■ ENTRIES PROVIDED ■
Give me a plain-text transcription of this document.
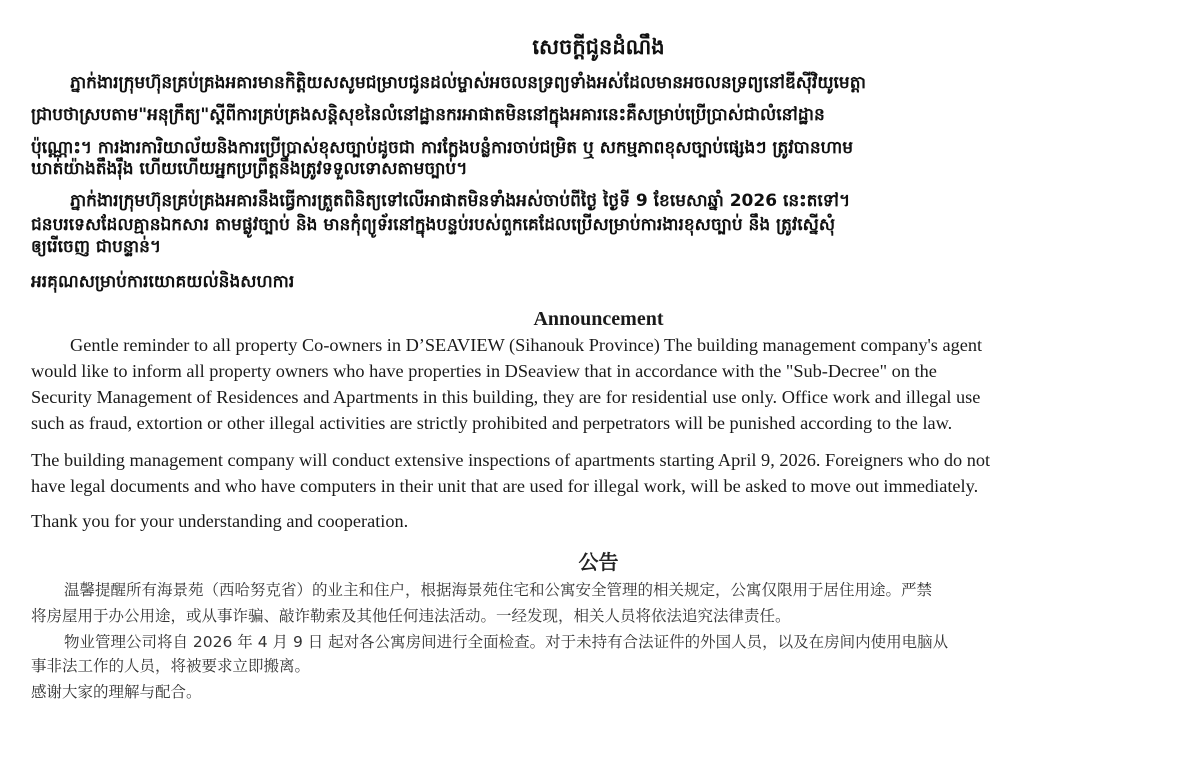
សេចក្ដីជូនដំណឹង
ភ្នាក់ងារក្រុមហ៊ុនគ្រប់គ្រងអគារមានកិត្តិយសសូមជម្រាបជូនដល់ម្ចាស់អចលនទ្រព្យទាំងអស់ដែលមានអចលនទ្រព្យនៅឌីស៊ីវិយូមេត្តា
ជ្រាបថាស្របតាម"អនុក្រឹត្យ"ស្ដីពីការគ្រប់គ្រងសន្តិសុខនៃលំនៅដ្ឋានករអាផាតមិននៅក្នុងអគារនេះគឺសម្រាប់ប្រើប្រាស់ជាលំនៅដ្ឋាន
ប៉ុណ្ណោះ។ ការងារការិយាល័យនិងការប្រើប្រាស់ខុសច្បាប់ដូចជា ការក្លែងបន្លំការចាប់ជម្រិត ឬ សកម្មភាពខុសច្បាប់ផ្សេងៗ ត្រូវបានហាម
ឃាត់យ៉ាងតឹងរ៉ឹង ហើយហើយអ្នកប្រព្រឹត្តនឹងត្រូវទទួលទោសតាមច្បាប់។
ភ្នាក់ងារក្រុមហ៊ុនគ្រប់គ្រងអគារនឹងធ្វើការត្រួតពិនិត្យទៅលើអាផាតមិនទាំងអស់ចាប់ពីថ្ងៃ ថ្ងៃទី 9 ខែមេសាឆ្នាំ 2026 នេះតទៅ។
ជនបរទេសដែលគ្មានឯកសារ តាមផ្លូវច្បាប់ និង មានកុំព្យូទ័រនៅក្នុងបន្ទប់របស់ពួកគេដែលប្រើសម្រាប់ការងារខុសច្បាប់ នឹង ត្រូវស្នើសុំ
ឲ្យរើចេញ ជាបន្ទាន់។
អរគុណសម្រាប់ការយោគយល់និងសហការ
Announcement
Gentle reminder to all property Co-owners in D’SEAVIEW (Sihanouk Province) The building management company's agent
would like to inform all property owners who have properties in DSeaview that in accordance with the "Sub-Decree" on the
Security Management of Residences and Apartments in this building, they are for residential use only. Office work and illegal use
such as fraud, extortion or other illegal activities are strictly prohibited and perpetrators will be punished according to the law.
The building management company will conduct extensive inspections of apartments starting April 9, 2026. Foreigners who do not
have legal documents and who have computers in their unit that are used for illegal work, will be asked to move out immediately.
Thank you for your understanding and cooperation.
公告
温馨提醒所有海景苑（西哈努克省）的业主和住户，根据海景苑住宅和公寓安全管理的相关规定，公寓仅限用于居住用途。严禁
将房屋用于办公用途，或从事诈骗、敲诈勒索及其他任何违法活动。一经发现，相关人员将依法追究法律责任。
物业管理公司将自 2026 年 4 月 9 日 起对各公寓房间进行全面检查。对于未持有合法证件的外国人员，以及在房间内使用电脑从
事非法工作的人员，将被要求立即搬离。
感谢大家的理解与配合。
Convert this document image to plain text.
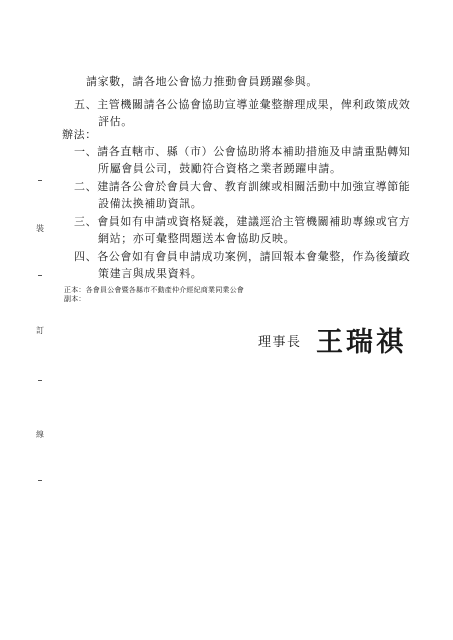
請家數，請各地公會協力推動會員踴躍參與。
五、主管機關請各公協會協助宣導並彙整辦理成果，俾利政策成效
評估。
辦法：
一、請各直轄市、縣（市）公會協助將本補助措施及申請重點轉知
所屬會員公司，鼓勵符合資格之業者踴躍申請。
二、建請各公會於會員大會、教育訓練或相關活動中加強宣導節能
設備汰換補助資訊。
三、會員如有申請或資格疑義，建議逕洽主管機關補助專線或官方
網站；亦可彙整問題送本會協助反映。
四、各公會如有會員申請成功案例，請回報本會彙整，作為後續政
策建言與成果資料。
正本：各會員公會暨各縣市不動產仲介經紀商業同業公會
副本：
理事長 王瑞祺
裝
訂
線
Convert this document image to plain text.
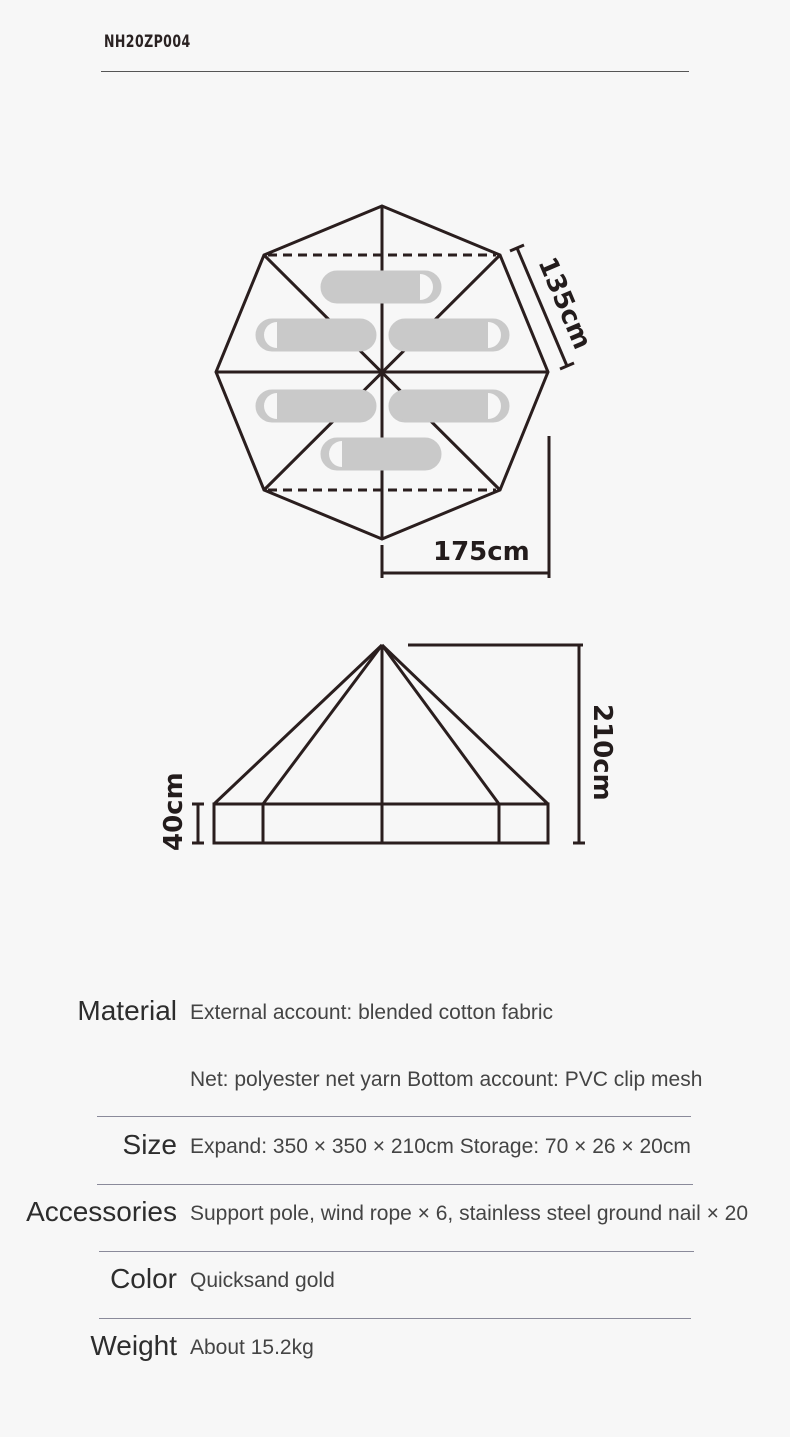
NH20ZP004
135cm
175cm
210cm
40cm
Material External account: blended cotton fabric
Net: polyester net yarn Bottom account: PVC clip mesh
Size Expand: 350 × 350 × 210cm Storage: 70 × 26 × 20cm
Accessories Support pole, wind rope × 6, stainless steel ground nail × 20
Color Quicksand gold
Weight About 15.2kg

■ TASK REQUIREMENTS ■
Report only the count of lines that include the string "company".

■ TASK RESPONSE ■
2